Instructions for the task: Reproduce every record exactly as it appears, but not the pictures.

Stored data
-- START --
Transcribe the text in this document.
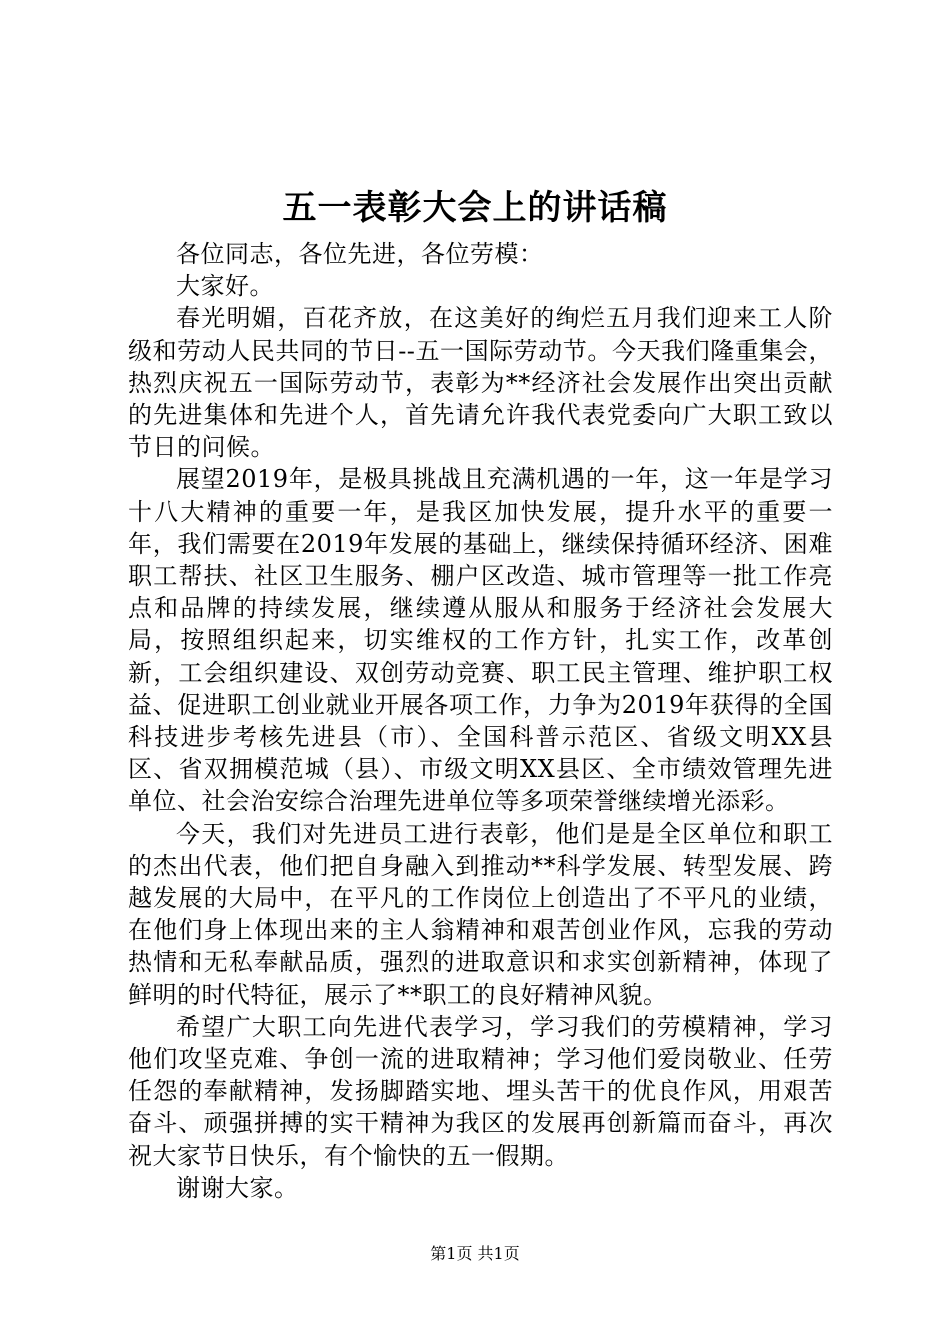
五一表彰大会上的讲话稿

各位同志，各位先进，各位劳模：

大家好。

春光明媚，百花齐放，在这美好的绚烂五月我们迎来工人阶级和劳动人民共同的节日--五一国际劳动节。今天我们隆重集会，热烈庆祝五一国际劳动节，表彰为**经济社会发展作出突出贡献的先进集体和先进个人，首先请允许我代表党委向广大职工致以节日的问候。

展望2019年，是极具挑战且充满机遇的一年，这一年是学习十八大精神的重要一年，是我区加快发展，提升水平的重要一年，我们需要在2019年发展的基础上，继续保持循环经济、困难职工帮扶、社区卫生服务、棚户区改造、城市管理等一批工作亮点和品牌的持续发展，继续遵从服从和服务于经济社会发展大局，按照组织起来，切实维权的工作方针，扎实工作，改革创新，工会组织建设、双创劳动竞赛、职工民主管理、维护职工权益、促进职工创业就业开展各项工作，力争为2019年获得的全国科技进步考核先进县（市）、全国科普示范区、省级文明XX县区、省双拥模范城（县）、市级文明XX县区、全市绩效管理先进单位、社会治安综合治理先进单位等多项荣誉继续增光添彩。

今天，我们对先进员工进行表彰，他们是是全区单位和职工的杰出代表，他们把自身融入到推动**科学发展、转型发展、跨越发展的大局中，在平凡的工作岗位上创造出了不平凡的业绩，在他们身上体现出来的主人翁精神和艰苦创业作风，忘我的劳动热情和无私奉献品质，强烈的进取意识和求实创新精神，体现了鲜明的时代特征，展示了**职工的良好精神风貌。

希望广大职工向先进代表学习，学习我们的劳模精神，学习他们攻坚克难、争创一流的进取精神；学习他们爱岗敬业、任劳任怨的奉献精神，发扬脚踏实地、埋头苦干的优良作风，用艰苦奋斗、顽强拼搏的实干精神为我区的发展再创新篇而奋斗，再次祝大家节日快乐，有个愉快的五一假期。

谢谢大家。

第1页 共1页
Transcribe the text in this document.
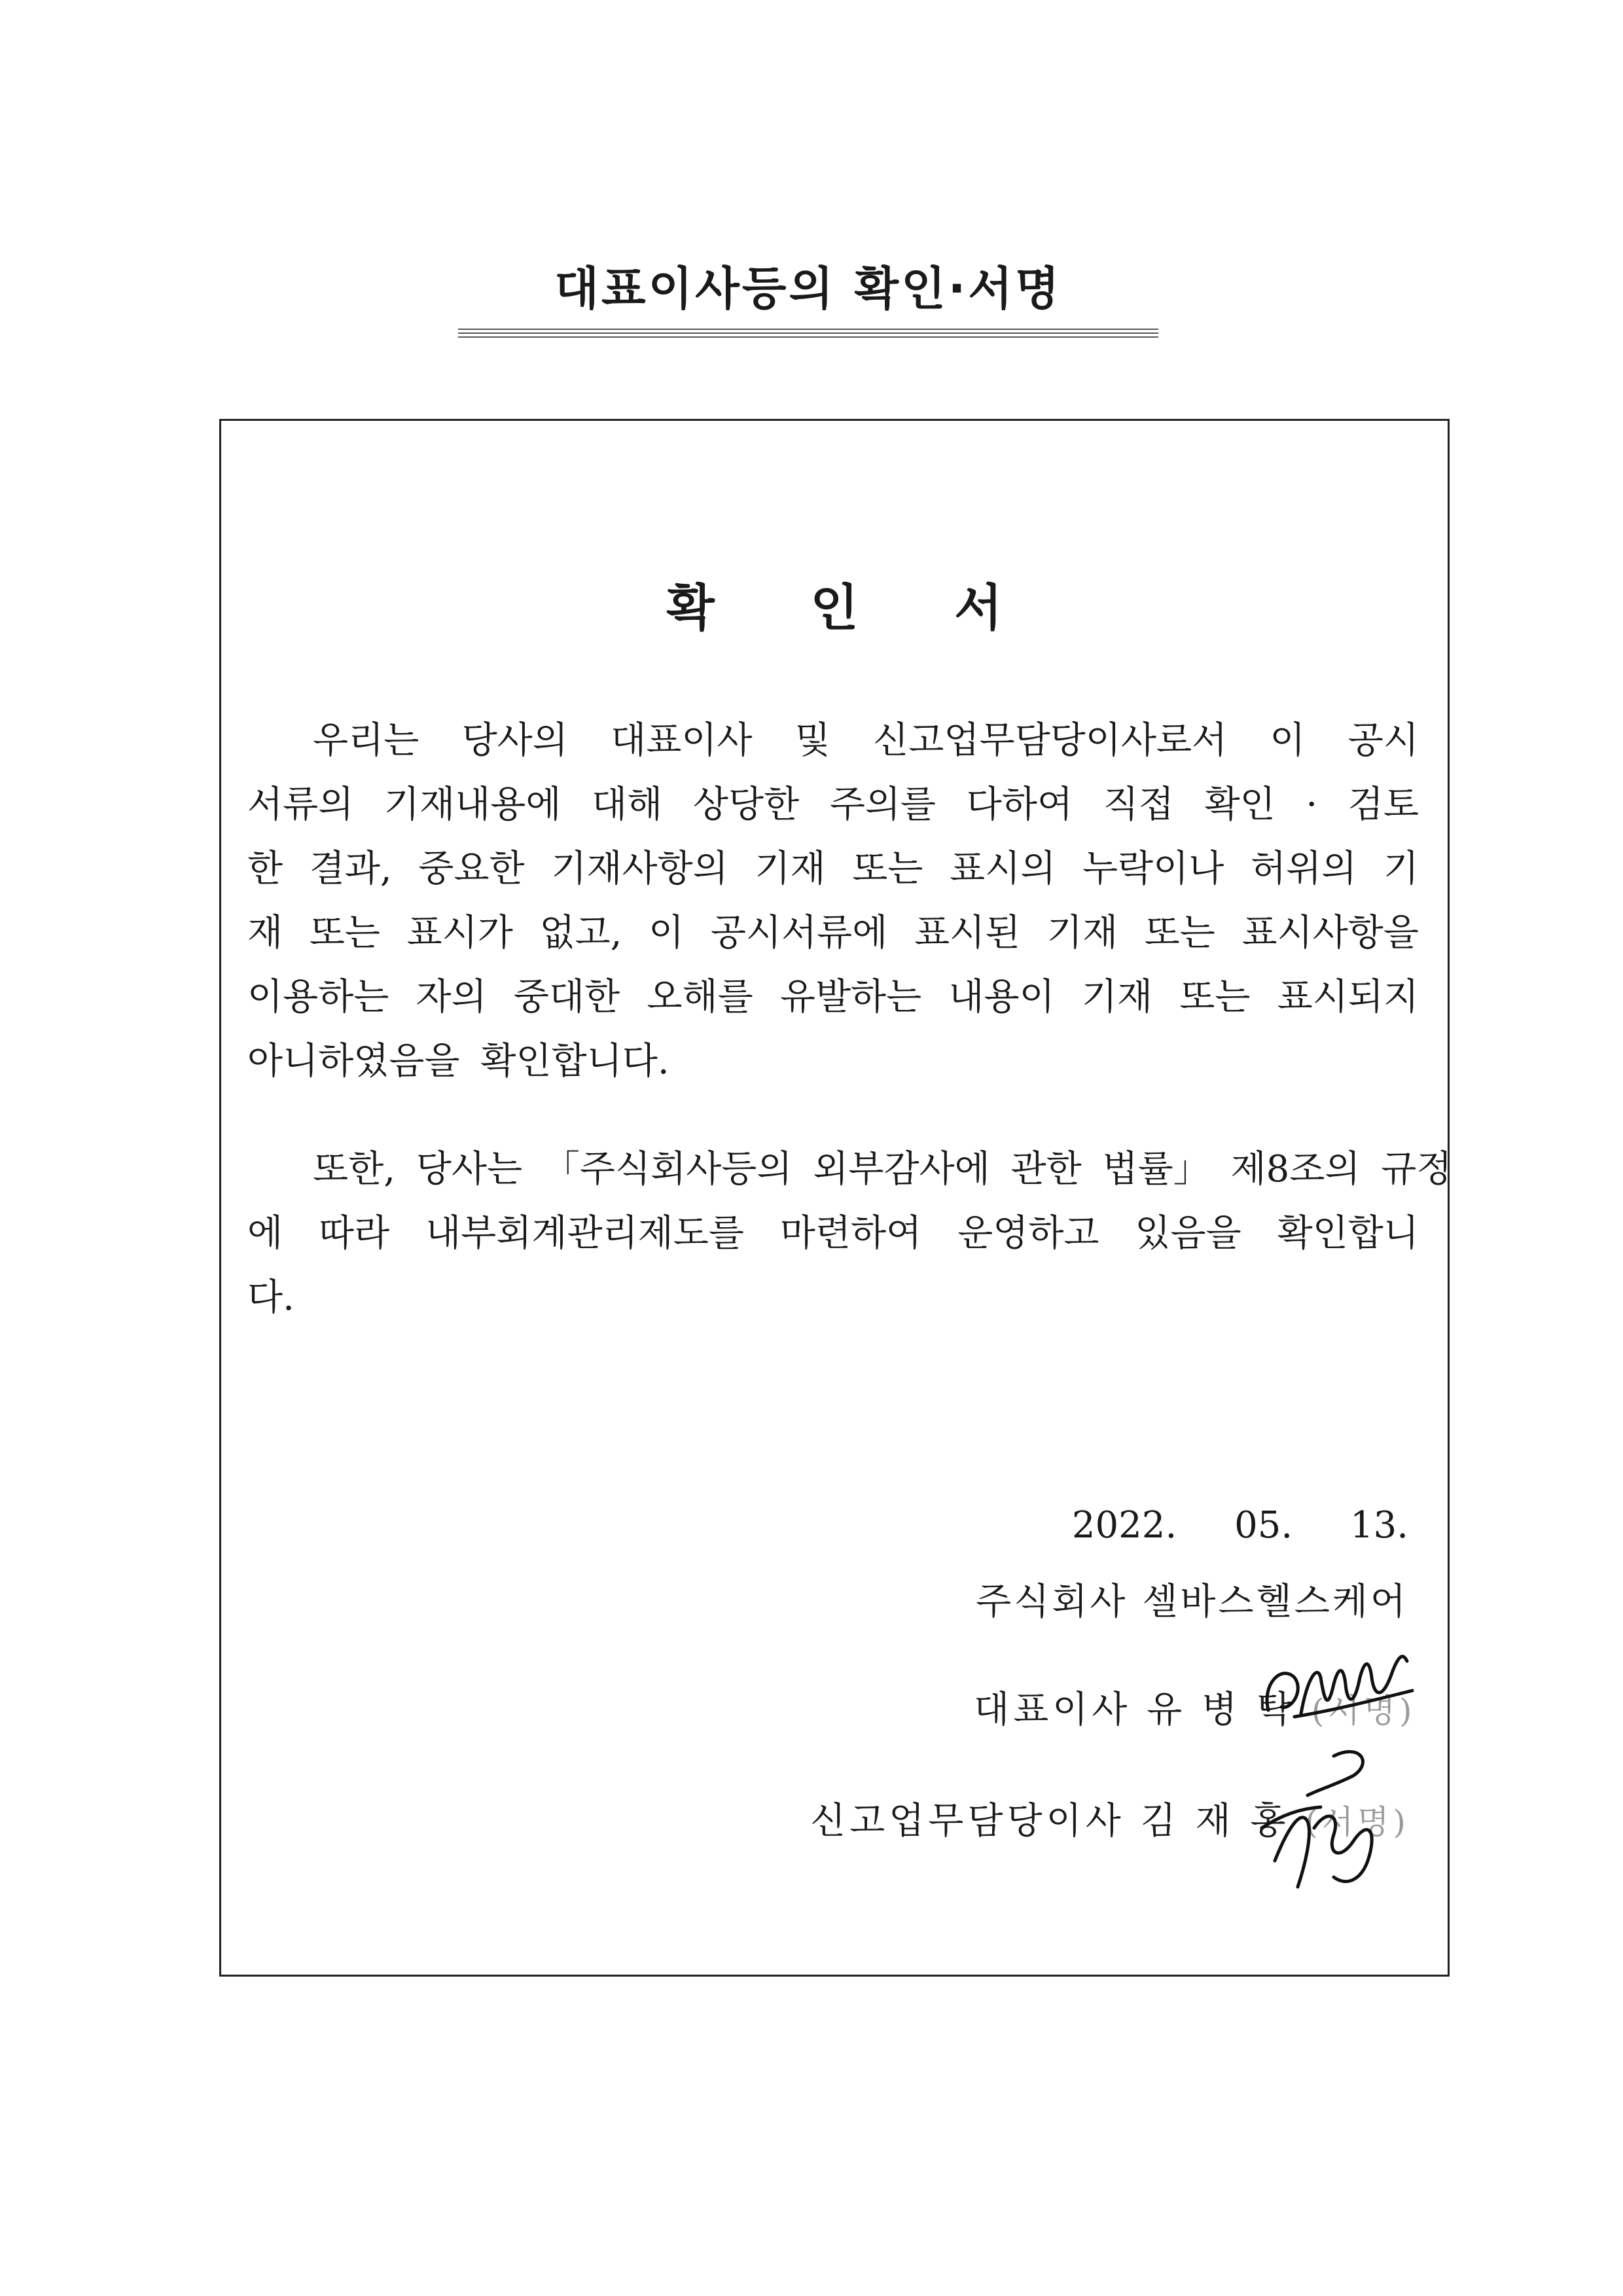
대표이사등의 확인·서명
확 인 서
우리는 당사의 대표이사 및 신고업무담당이사로서 이 공시
서류의 기재내용에 대해 상당한 주의를 다하여 직접 확인 · 검토
한 결과, 중요한 기재사항의 기재 또는 표시의 누락이나 허위의 기
재 또는 표시가 없고, 이 공시서류에 표시된 기재 또는 표시사항을
이용하는 자의 중대한 오해를 유발하는 내용이 기재 또는 표시되지
아니하였음을 확인합니다.
또한, 당사는 「주식회사등의 외부감사에 관한 법률」 제8조의 규정
에 따라 내부회계관리제도를 마련하여 운영하고 있음을 확인합니
다.
2022. 05. 13.
주식회사 셀바스헬스케어
대표이사 유 병 탁 (서명)
신고업무담당이사 김 재 홍 (서명)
-- END --
Task solution:
Transcribe the text in this document.
五一表彰大会上的讲话稿

各位同志，各位先进，各位劳模：

大家好。

春光明媚，百花齐放，在这美好的绚烂五月我们迎来工人阶级和劳动人民共同的节日--五一国际劳动节。今天我们隆重集会，热烈庆祝五一国际劳动节，表彰为**经济社会发展作出突出贡献的先进集体和先进个人，首先请允许我代表党委向广大职工致以节日的问候。

展望2019年，是极具挑战且充满机遇的一年，这一年是学习十八大精神的重要一年，是我区加快发展，提升水平的重要一年，我们需要在2019年发展的基础上，继续保持循环经济、困难职工帮扶、社区卫生服务、棚户区改造、城市管理等一批工作亮点和品牌的持续发展，继续遵从服从和服务于经济社会发展大局，按照组织起来，切实维权的工作方针，扎实工作，改革创新，工会组织建设、双创劳动竞赛、职工民主管理、维护职工权益、促进职工创业就业开展各项工作，力争为2019年获得的全国科技进步考核先进县（市）、全国科普示范区、省级文明XX县区、省双拥模范城（县）、市级文明XX县区、全市绩效管理先进单位、社会治安综合治理先进单位等多项荣誉继续增光添彩。

今天，我们对先进员工进行表彰，他们是是全区单位和职工的杰出代表，他们把自身融入到推动**科学发展、转型发展、跨越发展的大局中，在平凡的工作岗位上创造出了不平凡的业绩，在他们身上体现出来的主人翁精神和艰苦创业作风，忘我的劳动热情和无私奉献品质，强烈的进取意识和求实创新精神，体现了鲜明的时代特征，展示了**职工的良好精神风貌。

希望广大职工向先进代表学习，学习我们的劳模精神，学习他们攻坚克难、争创一流的进取精神；学习他们爱岗敬业、任劳任怨的奉献精神，发扬脚踏实地、埋头苦干的优良作风，用艰苦奋斗、顽强拼搏的实干精神为我区的发展再创新篇而奋斗，再次祝大家节日快乐，有个愉快的五一假期。

谢谢大家。

第1页 共1页
Transcribe the text in this document.
대표이사등의 확인·서명
확 인 서
우리는 당사의 대표이사 및 신고업무담당이사로서 이 공시
서류의 기재내용에 대해 상당한 주의를 다하여 직접 확인 · 검토
한 결과, 중요한 기재사항의 기재 또는 표시의 누락이나 허위의 기
재 또는 표시가 없고, 이 공시서류에 표시된 기재 또는 표시사항을
이용하는 자의 중대한 오해를 유발하는 내용이 기재 또는 표시되지
아니하였음을 확인합니다.
또한, 당사는 「주식회사등의 외부감사에 관한 법률」 제8조의 규정
에 따라 내부회계관리제도를 마련하여 운영하고 있음을 확인합니
다.
2022. 05. 13.
주식회사 셀바스헬스케어
대표이사 유 병 탁 (서명)
신고업무담당이사 김 재 홍 (서명)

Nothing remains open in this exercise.